■ REQUEST: In the text on price elasticity of demand, what elasticity does the gasoline example come to?

■ TEXT PASSAGE:
....................
1. If you are given the percentage change in quantity and the percentage change in price, compare the two. If the former is bigger, the ratio is greater than one.

EXAMPLE: When the price of gasoline goes up by 20%, the quantity demanded goes down by 22%. Elasticity is equal to 22% divided by 20%. That’s equal to 1.1, which is greater than one. Demand is elastic.

2. If you are given the change in price and the change in quantity, you have to compute the percentage changes before you can determine the elasticity

EXAMPLE: The price of olive oil is $1.50 a gallon and the quantity demanded is 100 gallons. When the price of olive oil goes up to $2.00 a gallon the quantity demanded is 20 gallons. The change in price is $.50. The change in quantity is 80 gallons. The percentage change in price is .50/1.50 or .33 (or 33% if you multiply by 100). The percentage change in quantity is 80/100 or .8 (or 80% if you multiply by 100). The elasticity is .8 divided by .33, which is 2.4. Demand is elastic.

3. If you are not given the specific change, but you are simply asked the elasticity of demand at a particular point on a demand curve, you can apply the formula that uses the slope of the line.

EXAMPLE: At some point A on a demand curve P=10 and Q = 6. The slope of the line is equal to -2. The reciprocal of the slope is .5 (that’s 1 divided by 2). Multiply that by P/Q or 10/6 and you get .833. Demand is inelastic.

4. If you are given the change in price and the resulting change in total expenditure (P times Q). you can determine whether demand is elastic or inelastic without calculating the actual number.
....................
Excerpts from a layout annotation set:

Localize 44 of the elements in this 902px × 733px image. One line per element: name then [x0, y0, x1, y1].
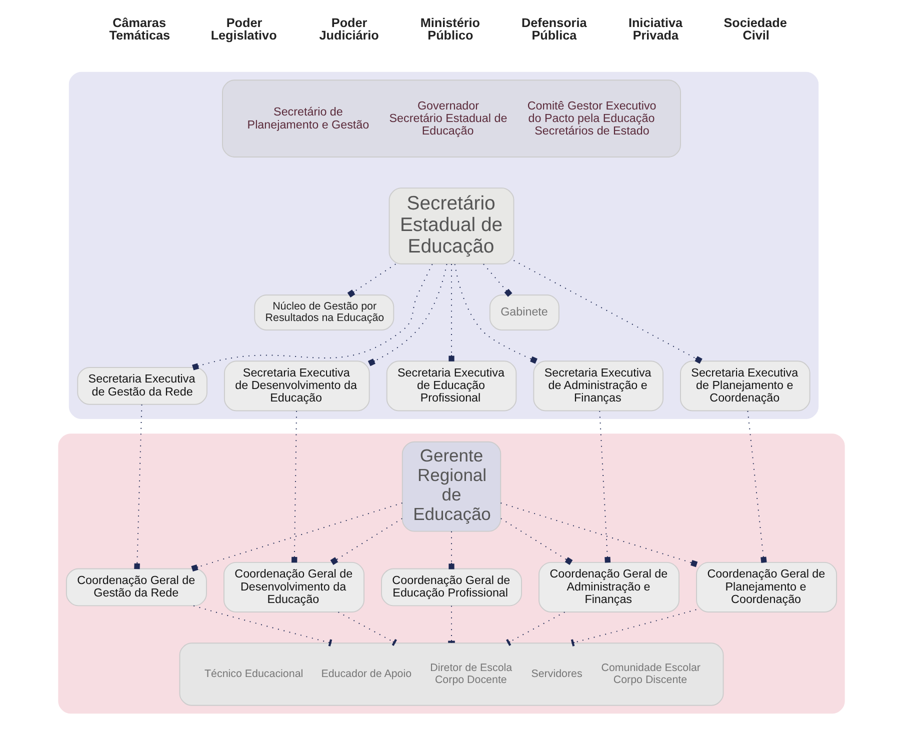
- node-box: Secretaria Executiva de Administração e Finanças: [532, 360, 663, 412]
- connector: [330, 518, 402, 565]
- connector: [598, 410, 610, 563]
- node-box: Núcleo de Gestão por Resultados na Educação: [254, 294, 394, 331]
- node-box: Gerente Regional de Educação: [401, 441, 501, 532]
- connector: [512, 260, 702, 364]
- label: Poder Judiciário: [318, 16, 378, 43]
- connector: [448, 530, 454, 570]
- connector: [346, 264, 396, 298]
- node-box: Coordenação Geral de Gestão da Rede: [65, 568, 206, 606]
- connector: [500, 502, 698, 568]
- cluster: [68, 72, 818, 419]
- node-box: Coordenação Geral de Administração e Finanças: [538, 562, 680, 612]
- connector: [337, 612, 396, 646]
- connector: [192, 264, 432, 370]
- connector: [506, 612, 565, 646]
- connector: [367, 264, 447, 366]
- node-box: Secretaria Executiva de Desenvolvimento da Educação: [223, 360, 370, 412]
- label: Poder Legislativo: [210, 16, 276, 43]
- connector: [192, 605, 332, 646]
- node-box: Secretaria Executiva de Gestão da Rede: [76, 366, 207, 405]
- connector: [746, 410, 766, 563]
- node-box: Coordenação Geral de Educação Profissional: [380, 568, 522, 606]
- label: Defensoria Pública: [521, 16, 586, 43]
- label: Ministério Público: [420, 16, 480, 43]
- node-box: Coordenação Geral de Desenvolvimento da Educação: [222, 562, 364, 612]
- connector: [500, 518, 572, 565]
- label: Sociedade Civil: [723, 16, 786, 43]
- label: Iniciativa Privada: [628, 16, 682, 43]
- connector: [134, 404, 142, 570]
- connector: [570, 609, 696, 646]
- connector: [482, 264, 512, 297]
- connector: [448, 264, 454, 362]
- connector: [454, 264, 537, 364]
- node-box: Secretaria Executiva de Educação Profissional: [386, 360, 516, 412]
- node-box: Secretário Estadual de Educação: [388, 188, 514, 264]
- node-box: Gabinete: [488, 294, 559, 331]
- cluster: [58, 434, 844, 714]
- node-box: Secretaria Executiva de Planejamento e Coordenação: [680, 360, 810, 412]
- node-box: Secretário de Planejamento e Gestão Governador Secretário Estadual de Educação Comitê Gestor Executivo do Pacto pela Educação Secretários de Estado: [222, 80, 680, 158]
- connector: [448, 605, 454, 644]
- connector: [190, 502, 402, 572]
- node-box: Coordenação Geral de Planejamento e Coordenação: [696, 562, 837, 612]
- label: Câmaras Temáticas: [108, 16, 170, 43]
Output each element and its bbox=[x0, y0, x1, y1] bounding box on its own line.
....................
■ RESULT OF THE EXERCISE: 1.1, which makes demand elastic.